» **INSTRUCTIONS FOR THE TASK**: Each record below must be returned exactly as shown.

» **RECORDS SHOWN**:
§

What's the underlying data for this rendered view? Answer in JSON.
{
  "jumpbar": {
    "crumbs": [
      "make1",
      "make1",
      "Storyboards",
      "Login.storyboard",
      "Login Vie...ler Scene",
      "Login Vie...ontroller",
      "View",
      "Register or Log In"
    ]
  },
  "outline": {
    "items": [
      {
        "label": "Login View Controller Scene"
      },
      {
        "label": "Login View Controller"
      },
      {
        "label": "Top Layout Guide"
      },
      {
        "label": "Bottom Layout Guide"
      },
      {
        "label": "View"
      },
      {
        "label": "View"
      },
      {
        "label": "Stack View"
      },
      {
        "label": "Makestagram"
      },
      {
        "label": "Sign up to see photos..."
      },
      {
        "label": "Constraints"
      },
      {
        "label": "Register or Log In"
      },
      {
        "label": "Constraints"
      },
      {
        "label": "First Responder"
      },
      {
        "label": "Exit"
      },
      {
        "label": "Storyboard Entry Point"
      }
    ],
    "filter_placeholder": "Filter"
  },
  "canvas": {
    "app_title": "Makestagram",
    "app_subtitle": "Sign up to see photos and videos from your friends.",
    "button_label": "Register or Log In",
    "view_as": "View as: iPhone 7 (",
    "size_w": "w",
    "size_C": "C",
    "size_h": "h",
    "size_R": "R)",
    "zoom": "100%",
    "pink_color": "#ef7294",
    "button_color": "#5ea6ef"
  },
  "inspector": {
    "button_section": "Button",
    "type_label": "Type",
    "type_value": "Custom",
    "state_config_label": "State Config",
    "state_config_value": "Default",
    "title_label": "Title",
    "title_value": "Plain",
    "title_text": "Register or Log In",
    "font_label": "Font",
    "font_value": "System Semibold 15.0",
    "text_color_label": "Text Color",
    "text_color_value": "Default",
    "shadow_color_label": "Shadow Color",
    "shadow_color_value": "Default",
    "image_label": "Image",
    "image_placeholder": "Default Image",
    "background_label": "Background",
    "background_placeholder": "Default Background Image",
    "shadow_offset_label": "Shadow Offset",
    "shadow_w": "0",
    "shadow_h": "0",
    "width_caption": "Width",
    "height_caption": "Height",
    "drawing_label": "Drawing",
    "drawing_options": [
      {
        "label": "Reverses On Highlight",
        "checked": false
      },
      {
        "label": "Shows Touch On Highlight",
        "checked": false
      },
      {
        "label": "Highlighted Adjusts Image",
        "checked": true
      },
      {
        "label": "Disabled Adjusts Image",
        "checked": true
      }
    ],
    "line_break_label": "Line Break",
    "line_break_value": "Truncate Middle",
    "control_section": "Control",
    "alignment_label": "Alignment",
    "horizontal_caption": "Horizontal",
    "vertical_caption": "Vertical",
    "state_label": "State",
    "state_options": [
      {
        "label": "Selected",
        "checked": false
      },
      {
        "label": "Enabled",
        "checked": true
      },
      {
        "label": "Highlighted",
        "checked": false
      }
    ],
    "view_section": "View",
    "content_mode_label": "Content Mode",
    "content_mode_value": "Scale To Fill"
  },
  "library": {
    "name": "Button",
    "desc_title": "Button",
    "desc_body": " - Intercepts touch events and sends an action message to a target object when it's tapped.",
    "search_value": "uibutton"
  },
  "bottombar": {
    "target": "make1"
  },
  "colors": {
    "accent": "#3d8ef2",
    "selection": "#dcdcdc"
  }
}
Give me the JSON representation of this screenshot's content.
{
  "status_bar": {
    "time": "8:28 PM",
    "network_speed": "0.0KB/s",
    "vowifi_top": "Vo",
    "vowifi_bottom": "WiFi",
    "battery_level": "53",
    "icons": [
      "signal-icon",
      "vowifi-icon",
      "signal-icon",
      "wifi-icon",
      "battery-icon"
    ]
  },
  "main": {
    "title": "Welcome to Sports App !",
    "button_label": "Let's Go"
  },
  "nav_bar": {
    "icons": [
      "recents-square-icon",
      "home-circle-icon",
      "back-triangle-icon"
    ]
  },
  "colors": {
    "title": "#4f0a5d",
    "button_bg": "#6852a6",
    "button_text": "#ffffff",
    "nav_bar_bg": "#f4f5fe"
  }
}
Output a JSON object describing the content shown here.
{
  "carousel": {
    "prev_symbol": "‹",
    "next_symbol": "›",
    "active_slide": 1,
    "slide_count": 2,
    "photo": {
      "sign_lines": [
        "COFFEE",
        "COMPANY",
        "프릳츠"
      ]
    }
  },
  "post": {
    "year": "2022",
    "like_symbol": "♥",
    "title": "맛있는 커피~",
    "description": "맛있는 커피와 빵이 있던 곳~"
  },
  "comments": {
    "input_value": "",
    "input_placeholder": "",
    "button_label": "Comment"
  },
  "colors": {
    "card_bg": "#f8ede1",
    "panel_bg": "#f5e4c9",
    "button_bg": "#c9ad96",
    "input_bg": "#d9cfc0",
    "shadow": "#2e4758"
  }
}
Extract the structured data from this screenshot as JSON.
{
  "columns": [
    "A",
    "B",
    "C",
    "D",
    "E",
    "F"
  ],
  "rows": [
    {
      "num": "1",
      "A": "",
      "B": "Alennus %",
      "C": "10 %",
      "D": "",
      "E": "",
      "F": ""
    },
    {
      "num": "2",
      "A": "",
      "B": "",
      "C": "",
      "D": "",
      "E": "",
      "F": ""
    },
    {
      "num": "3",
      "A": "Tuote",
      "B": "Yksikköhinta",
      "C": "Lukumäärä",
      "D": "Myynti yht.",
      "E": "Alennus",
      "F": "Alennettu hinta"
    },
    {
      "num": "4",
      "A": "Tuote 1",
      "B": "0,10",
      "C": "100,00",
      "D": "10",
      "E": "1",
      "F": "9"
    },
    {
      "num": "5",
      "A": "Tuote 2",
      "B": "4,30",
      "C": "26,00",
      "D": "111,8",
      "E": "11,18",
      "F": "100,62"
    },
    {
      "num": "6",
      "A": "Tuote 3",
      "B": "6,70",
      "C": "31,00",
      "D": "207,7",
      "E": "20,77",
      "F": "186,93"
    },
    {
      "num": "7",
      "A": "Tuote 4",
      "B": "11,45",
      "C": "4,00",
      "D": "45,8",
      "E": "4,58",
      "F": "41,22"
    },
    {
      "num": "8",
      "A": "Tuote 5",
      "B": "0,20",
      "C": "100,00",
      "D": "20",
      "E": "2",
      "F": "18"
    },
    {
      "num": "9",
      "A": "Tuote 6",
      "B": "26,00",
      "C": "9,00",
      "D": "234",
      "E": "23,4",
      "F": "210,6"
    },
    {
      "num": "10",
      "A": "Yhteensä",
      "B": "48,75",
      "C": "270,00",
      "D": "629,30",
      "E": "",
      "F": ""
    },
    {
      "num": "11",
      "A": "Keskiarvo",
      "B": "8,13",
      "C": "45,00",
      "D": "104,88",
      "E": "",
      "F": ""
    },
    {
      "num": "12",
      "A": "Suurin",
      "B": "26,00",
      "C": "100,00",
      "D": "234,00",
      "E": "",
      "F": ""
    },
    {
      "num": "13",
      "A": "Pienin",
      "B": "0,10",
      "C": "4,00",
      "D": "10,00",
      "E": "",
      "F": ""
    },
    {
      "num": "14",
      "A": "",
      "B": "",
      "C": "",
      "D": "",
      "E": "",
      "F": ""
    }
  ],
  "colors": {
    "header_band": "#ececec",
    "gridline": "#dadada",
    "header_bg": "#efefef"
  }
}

§

» **TASK RESPONSE**:
What's the underlying data for this rendered view? Answer in JSON.
{
  "jumpbar": {
    "crumbs": [
      "make1",
      "make1",
      "Storyboards",
      "Login.storyboard",
      "Login Vie...ler Scene",
      "Login Vie...ontroller",
      "View",
      "Register or Log In"
    ]
  },
  "outline": {
    "items": [
      {
        "label": "Login View Controller Scene"
      },
      {
        "label": "Login View Controller"
      },
      {
        "label": "Top Layout Guide"
      },
      {
        "label": "Bottom Layout Guide"
      },
      {
        "label": "View"
      },
      {
        "label": "View"
      },
      {
        "label": "Stack View"
      },
      {
        "label": "Makestagram"
      },
      {
        "label": "Sign up to see photos..."
      },
      {
        "label": "Constraints"
      },
      {
        "label": "Register or Log In"
      },
      {
        "label": "Constraints"
      },
      {
        "label": "First Responder"
      },
      {
        "label": "Exit"
      },
      {
        "label": "Storyboard Entry Point"
      }
    ],
    "filter_placeholder": "Filter"
  },
  "canvas": {
    "app_title": "Makestagram",
    "app_subtitle": "Sign up to see photos and videos from your friends.",
    "button_label": "Register or Log In",
    "view_as": "View as: iPhone 7 (",
    "size_w": "w",
    "size_C": "C",
    "size_h": "h",
    "size_R": "R)",
    "zoom": "100%",
    "pink_color": "#ef7294",
    "button_color": "#5ea6ef"
  },
  "inspector": {
    "button_section": "Button",
    "type_label": "Type",
    "type_value": "Custom",
    "state_config_label": "State Config",
    "state_config_value": "Default",
    "title_label": "Title",
    "title_value": "Plain",
    "title_text": "Register or Log In",
    "font_label": "Font",
    "font_value": "System Semibold 15.0",
    "text_color_label": "Text Color",
    "text_color_value": "Default",
    "shadow_color_label": "Shadow Color",
    "shadow_color_value": "Default",
    "image_label": "Image",
    "image_placeholder": "Default Image",
    "background_label": "Background",
    "background_placeholder": "Default Background Image",
    "shadow_offset_label": "Shadow Offset",
    "shadow_w": "0",
    "shadow_h": "0",
    "width_caption": "Width",
    "height_caption": "Height",
    "drawing_label": "Drawing",
    "drawing_options": [
      {
        "label": "Reverses On Highlight",
        "checked": false
      },
      {
        "label": "Shows Touch On Highlight",
        "checked": false
      },
      {
        "label": "Highlighted Adjusts Image",
        "checked": true
      },
      {
        "label": "Disabled Adjusts Image",
        "checked": true
      }
    ],
    "line_break_label": "Line Break",
    "line_break_value": "Truncate Middle",
    "control_section": "Control",
    "alignment_label": "Alignment",
    "horizontal_caption": "Horizontal",
    "vertical_caption": "Vertical",
    "state_label": "State",
    "state_options": [
      {
        "label": "Selected",
        "checked": false
      },
      {
        "label": "Enabled",
        "checked": true
      },
      {
        "label": "Highlighted",
        "checked": false
      }
    ],
    "view_section": "View",
    "content_mode_label": "Content Mode",
    "content_mode_value": "Scale To Fill"
  },
  "library": {
    "name": "Button",
    "desc_title": "Button",
    "desc_body": " - Intercepts touch events and sends an action message to a target object when it's tapped.",
    "search_value": "uibutton"
  },
  "bottombar": {
    "target": "make1"
  },
  "colors": {
    "accent": "#3d8ef2",
    "selection": "#dcdcdc"
  }
}
Give me the JSON representation of this screenshot's content.
{
  "status_bar": {
    "time": "8:28 PM",
    "network_speed": "0.0KB/s",
    "vowifi_top": "Vo",
    "vowifi_bottom": "WiFi",
    "battery_level": "53",
    "icons": [
      "signal-icon",
      "vowifi-icon",
      "signal-icon",
      "wifi-icon",
      "battery-icon"
    ]
  },
  "main": {
    "title": "Welcome to Sports App !",
    "button_label": "Let's Go"
  },
  "nav_bar": {
    "icons": [
      "recents-square-icon",
      "home-circle-icon",
      "back-triangle-icon"
    ]
  },
  "colors": {
    "title": "#4f0a5d",
    "button_bg": "#6852a6",
    "button_text": "#ffffff",
    "nav_bar_bg": "#f4f5fe"
  }
}
Output a JSON object describing the content shown here.
{
  "carousel": {
    "prev_symbol": "‹",
    "next_symbol": "›",
    "active_slide": 1,
    "slide_count": 2,
    "photo": {
      "sign_lines": [
        "COFFEE",
        "COMPANY",
        "프릳츠"
      ]
    }
  },
  "post": {
    "year": "2022",
    "like_symbol": "♥",
    "title": "맛있는 커피~",
    "description": "맛있는 커피와 빵이 있던 곳~"
  },
  "comments": {
    "input_value": "",
    "input_placeholder": "",
    "button_label": "Comment"
  },
  "colors": {
    "card_bg": "#f8ede1",
    "panel_bg": "#f5e4c9",
    "button_bg": "#c9ad96",
    "input_bg": "#d9cfc0",
    "shadow": "#2e4758"
  }
}
Extract the structured data from this screenshot as JSON.
{
  "columns": [
    "A",
    "B",
    "C",
    "D",
    "E",
    "F"
  ],
  "rows": [
    {
      "num": "1",
      "A": "",
      "B": "Alennus %",
      "C": "10 %",
      "D": "",
      "E": "",
      "F": ""
    },
    {
      "num": "2",
      "A": "",
      "B": "",
      "C": "",
      "D": "",
      "E": "",
      "F": ""
    },
    {
      "num": "3",
      "A": "Tuote",
      "B": "Yksikköhinta",
      "C": "Lukumäärä",
      "D": "Myynti yht.",
      "E": "Alennus",
      "F": "Alennettu hinta"
    },
    {
      "num": "4",
      "A": "Tuote 1",
      "B": "0,10",
      "C": "100,00",
      "D": "10",
      "E": "1",
      "F": "9"
    },
    {
      "num": "5",
      "A": "Tuote 2",
      "B": "4,30",
      "C": "26,00",
      "D": "111,8",
      "E": "11,18",
      "F": "100,62"
    },
    {
      "num": "6",
      "A": "Tuote 3",
      "B": "6,70",
      "C": "31,00",
      "D": "207,7",
      "E": "20,77",
      "F": "186,93"
    },
    {
      "num": "7",
      "A": "Tuote 4",
      "B": "11,45",
      "C": "4,00",
      "D": "45,8",
      "E": "4,58",
      "F": "41,22"
    },
    {
      "num": "8",
      "A": "Tuote 5",
      "B": "0,20",
      "C": "100,00",
      "D": "20",
      "E": "2",
      "F": "18"
    },
    {
      "num": "9",
      "A": "Tuote 6",
      "B": "26,00",
      "C": "9,00",
      "D": "234",
      "E": "23,4",
      "F": "210,6"
    },
    {
      "num": "10",
      "A": "Yhteensä",
      "B": "48,75",
      "C": "270,00",
      "D": "629,30",
      "E": "",
      "F": ""
    },
    {
      "num": "11",
      "A": "Keskiarvo",
      "B": "8,13",
      "C": "45,00",
      "D": "104,88",
      "E": "",
      "F": ""
    },
    {
      "num": "12",
      "A": "Suurin",
      "B": "26,00",
      "C": "100,00",
      "D": "234,00",
      "E": "",
      "F": ""
    },
    {
      "num": "13",
      "A": "Pienin",
      "B": "0,10",
      "C": "4,00",
      "D": "10,00",
      "E": "",
      "F": ""
    },
    {
      "num": "14",
      "A": "",
      "B": "",
      "C": "",
      "D": "",
      "E": "",
      "F": ""
    }
  ],
  "colors": {
    "header_band": "#ececec",
    "gridline": "#dadada",
    "header_bg": "#efefef"
  }
}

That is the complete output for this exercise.